══ Data provided

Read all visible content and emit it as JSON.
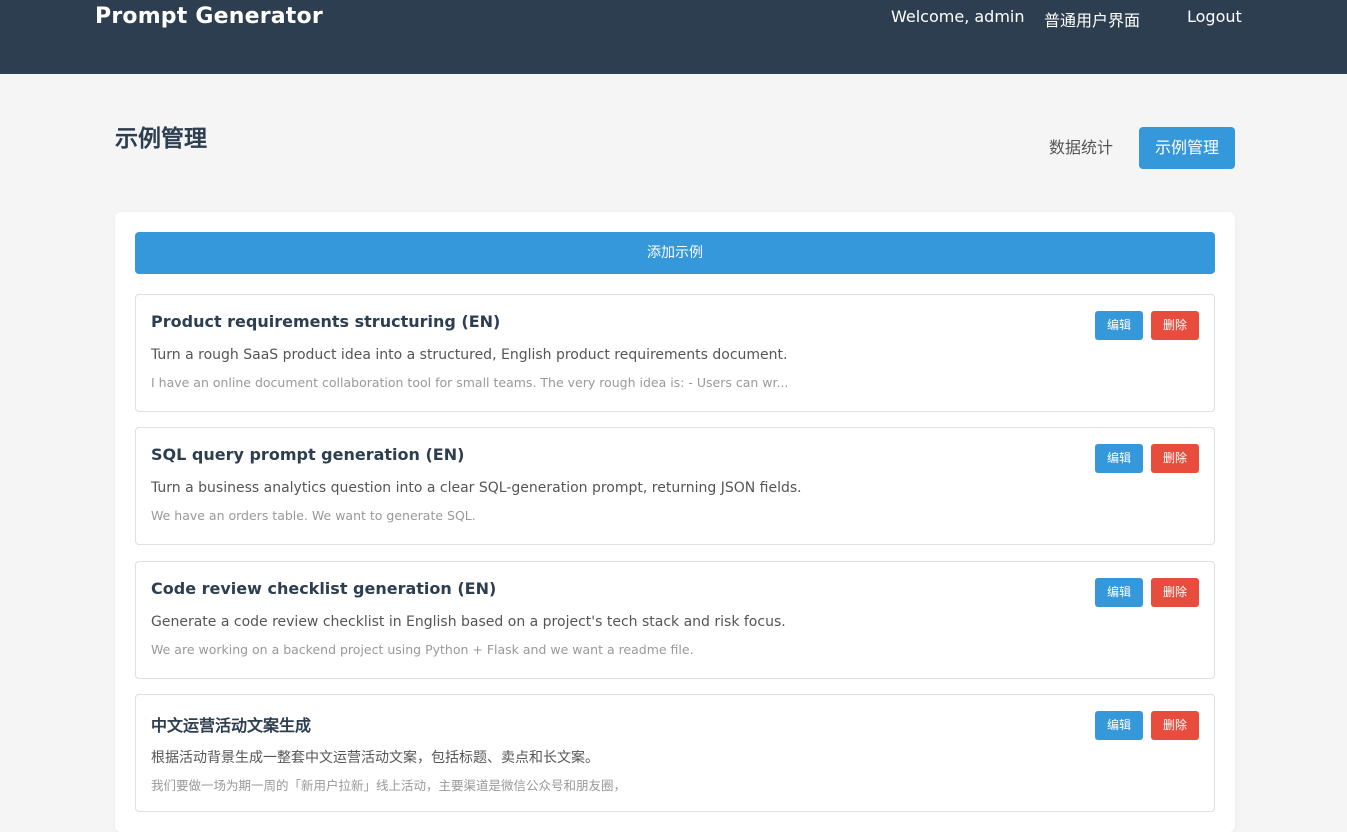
{
  "header": {
    "brand": "Prompt Generator",
    "welcome": "Welcome, admin",
    "user_interface": "普通用户界面",
    "logout": "Logout"
  },
  "page": {
    "title": "示例管理",
    "tabs": [
      {
        "label": "数据统计",
        "active": false
      },
      {
        "label": "示例管理",
        "active": true
      }
    ]
  },
  "panel": {
    "add_label": "添加示例",
    "edit_label": "编辑",
    "delete_label": "删除",
    "examples": [
      {
        "title": "Product requirements structuring (EN)",
        "description": "Turn a rough SaaS product idea into a structured, English product requirements document.",
        "preview": "I have an online document collaboration tool for small teams. The very rough idea is: - Users can wr..."
      },
      {
        "title": "SQL query prompt generation (EN)",
        "description": "Turn a business analytics question into a clear SQL-generation prompt, returning JSON fields.",
        "preview": "We have an orders table. We want to generate SQL."
      },
      {
        "title": "Code review checklist generation (EN)",
        "description": "Generate a code review checklist in English based on a project's tech stack and risk focus.",
        "preview": "We are working on a backend project using Python + Flask and we want a readme file."
      },
      {
        "title": "中文运营活动文案生成",
        "description": "根据活动背景生成一整套中文运营活动文案，包括标题、卖点和长文案。",
        "preview": "我们要做一场为期一周的「新用户拉新」线上活动，主要渠道是微信公众号和朋友圈，"
      }
    ]
  },
  "colors": {
    "navbar": "#2c3e50",
    "primary": "#3498db",
    "danger": "#e74c3c",
    "background": "#f5f5f5"
  }
}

════

Requirements>
Without including the pictures, reproduce all entries exactly.

Written response>
Read all visible content and emit it as JSON.
{
  "header": {
    "brand": "Prompt Generator",
    "welcome": "Welcome, admin",
    "user_interface": "普通用户界面",
    "logout": "Logout"
  },
  "page": {
    "title": "示例管理",
    "tabs": [
      {
        "label": "数据统计",
        "active": false
      },
      {
        "label": "示例管理",
        "active": true
      }
    ]
  },
  "panel": {
    "add_label": "添加示例",
    "edit_label": "编辑",
    "delete_label": "删除",
    "examples": [
      {
        "title": "Product requirements structuring (EN)",
        "description": "Turn a rough SaaS product idea into a structured, English product requirements document.",
        "preview": "I have an online document collaboration tool for small teams. The very rough idea is: - Users can wr..."
      },
      {
        "title": "SQL query prompt generation (EN)",
        "description": "Turn a business analytics question into a clear SQL-generation prompt, returning JSON fields.",
        "preview": "We have an orders table. We want to generate SQL."
      },
      {
        "title": "Code review checklist generation (EN)",
        "description": "Generate a code review checklist in English based on a project's tech stack and risk focus.",
        "preview": "We are working on a backend project using Python + Flask and we want a readme file."
      },
      {
        "title": "中文运营活动文案生成",
        "description": "根据活动背景生成一整套中文运营活动文案，包括标题、卖点和长文案。",
        "preview": "我们要做一场为期一周的「新用户拉新」线上活动，主要渠道是微信公众号和朋友圈，"
      }
    ]
  },
  "colors": {
    "navbar": "#2c3e50",
    "primary": "#3498db",
    "danger": "#e74c3c",
    "background": "#f5f5f5"
  }
}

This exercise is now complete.